## RECORDED DATA:
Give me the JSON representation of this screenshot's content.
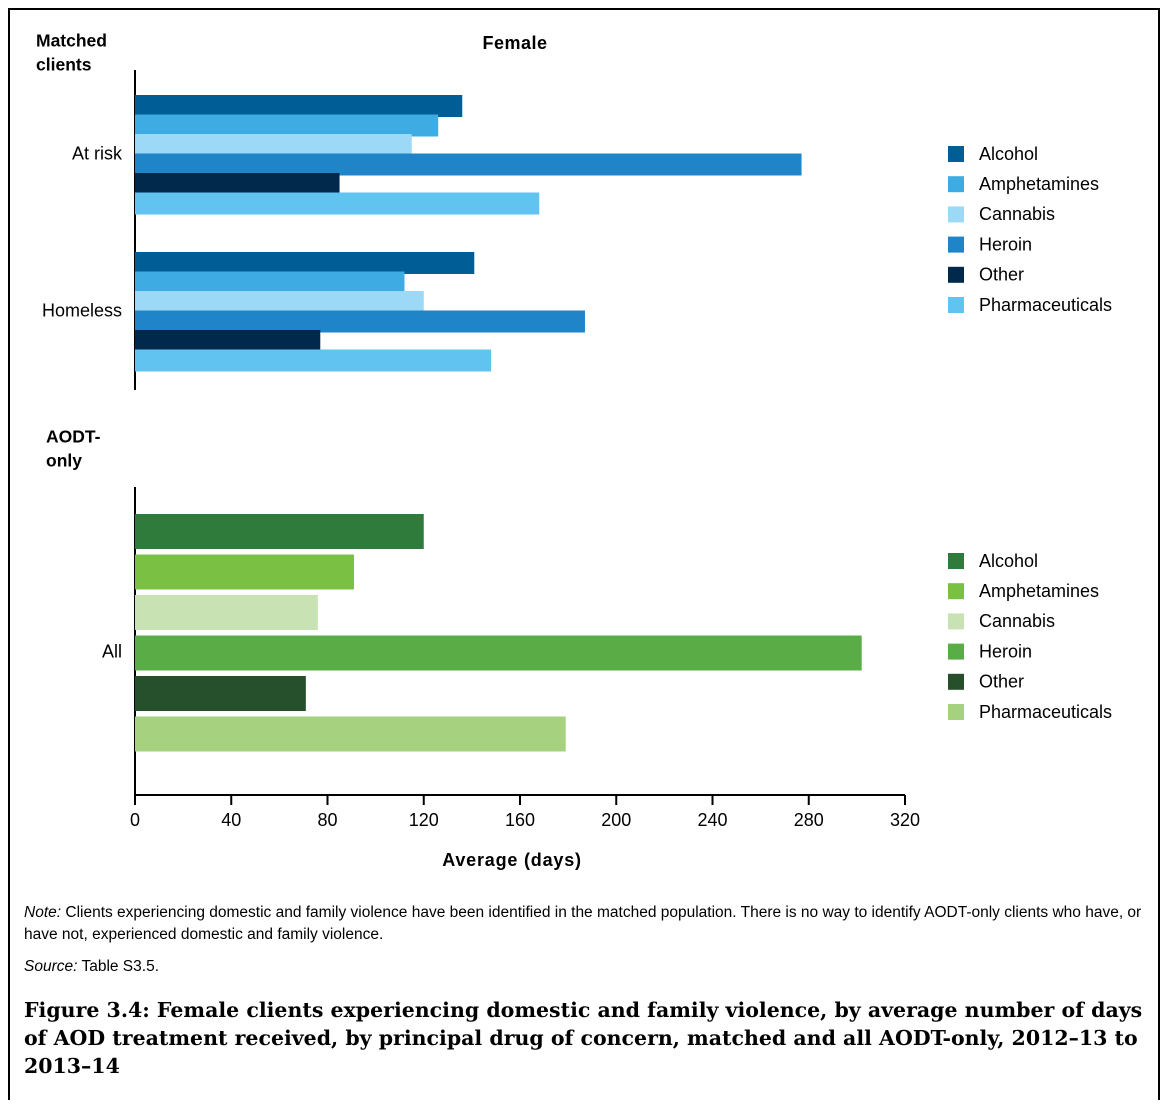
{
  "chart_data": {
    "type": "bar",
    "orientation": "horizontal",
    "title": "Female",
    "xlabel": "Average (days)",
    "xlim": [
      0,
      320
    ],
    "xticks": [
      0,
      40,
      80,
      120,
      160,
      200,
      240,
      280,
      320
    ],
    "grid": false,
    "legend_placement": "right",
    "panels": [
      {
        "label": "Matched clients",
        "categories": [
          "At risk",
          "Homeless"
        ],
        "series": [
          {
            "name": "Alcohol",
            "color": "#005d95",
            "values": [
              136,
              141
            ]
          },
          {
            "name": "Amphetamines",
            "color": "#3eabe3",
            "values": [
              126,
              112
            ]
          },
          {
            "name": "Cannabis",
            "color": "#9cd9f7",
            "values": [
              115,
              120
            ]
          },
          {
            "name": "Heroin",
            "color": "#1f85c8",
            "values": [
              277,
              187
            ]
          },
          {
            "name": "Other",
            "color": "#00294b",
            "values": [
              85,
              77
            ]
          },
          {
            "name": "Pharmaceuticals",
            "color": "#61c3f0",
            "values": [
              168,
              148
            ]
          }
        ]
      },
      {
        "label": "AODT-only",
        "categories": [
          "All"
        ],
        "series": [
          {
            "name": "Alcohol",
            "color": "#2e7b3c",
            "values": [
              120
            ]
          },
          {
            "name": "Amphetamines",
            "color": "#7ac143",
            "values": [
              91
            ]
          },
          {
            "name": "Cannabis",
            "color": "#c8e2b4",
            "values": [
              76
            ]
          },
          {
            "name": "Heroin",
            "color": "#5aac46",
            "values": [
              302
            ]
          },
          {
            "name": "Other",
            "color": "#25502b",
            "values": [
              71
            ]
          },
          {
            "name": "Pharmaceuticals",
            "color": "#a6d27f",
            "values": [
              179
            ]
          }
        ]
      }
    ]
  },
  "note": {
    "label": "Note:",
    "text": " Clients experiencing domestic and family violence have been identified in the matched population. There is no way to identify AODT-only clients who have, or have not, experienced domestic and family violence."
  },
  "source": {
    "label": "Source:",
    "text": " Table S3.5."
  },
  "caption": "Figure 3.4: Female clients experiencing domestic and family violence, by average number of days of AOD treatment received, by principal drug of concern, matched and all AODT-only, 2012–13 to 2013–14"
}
--
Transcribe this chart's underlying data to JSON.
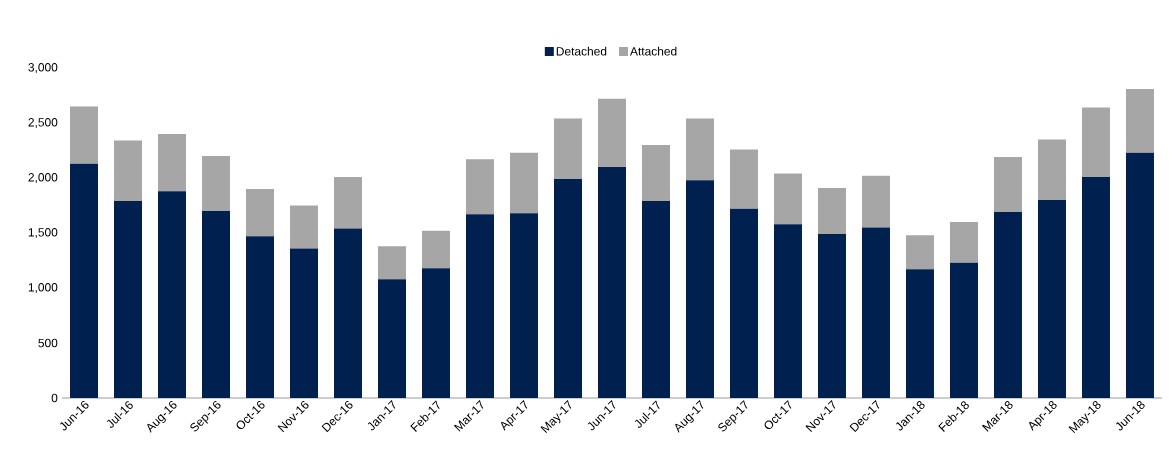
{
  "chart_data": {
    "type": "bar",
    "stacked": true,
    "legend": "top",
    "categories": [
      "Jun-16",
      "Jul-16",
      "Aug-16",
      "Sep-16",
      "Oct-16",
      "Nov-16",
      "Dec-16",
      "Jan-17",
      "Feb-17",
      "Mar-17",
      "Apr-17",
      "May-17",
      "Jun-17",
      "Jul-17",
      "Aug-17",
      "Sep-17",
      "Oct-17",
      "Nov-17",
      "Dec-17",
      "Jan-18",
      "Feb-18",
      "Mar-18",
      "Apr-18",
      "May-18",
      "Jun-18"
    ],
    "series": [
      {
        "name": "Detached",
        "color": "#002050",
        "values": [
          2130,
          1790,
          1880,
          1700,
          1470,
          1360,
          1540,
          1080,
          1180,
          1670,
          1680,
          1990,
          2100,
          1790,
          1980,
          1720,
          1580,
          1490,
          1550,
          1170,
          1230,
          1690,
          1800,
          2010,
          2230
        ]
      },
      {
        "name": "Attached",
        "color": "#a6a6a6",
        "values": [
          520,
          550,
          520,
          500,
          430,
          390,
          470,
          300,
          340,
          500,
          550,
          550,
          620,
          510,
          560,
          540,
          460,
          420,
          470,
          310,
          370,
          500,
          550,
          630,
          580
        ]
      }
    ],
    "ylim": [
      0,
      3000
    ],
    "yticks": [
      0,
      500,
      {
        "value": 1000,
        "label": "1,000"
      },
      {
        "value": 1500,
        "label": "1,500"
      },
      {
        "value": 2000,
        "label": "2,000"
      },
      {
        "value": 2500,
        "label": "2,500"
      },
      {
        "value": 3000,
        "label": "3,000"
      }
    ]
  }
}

## WHAT IS REQUIRED:
Filter the records above for lines containing the word "only", and copy those lines.

## TASK RESPONSE:
        "label": "AODT-only",
    "text": " Clients experiencing domestic and family violence have been identified in the matched population. There is no way to identify AODT-only clients who have, or have not, experienced domestic and family violence."
  "caption": "Figure 3.4: Female clients experiencing domestic and family violence, by average number of days of AOD treatment received, by principal drug of concern, matched and all AODT-only, 2012–13 to 2013–14"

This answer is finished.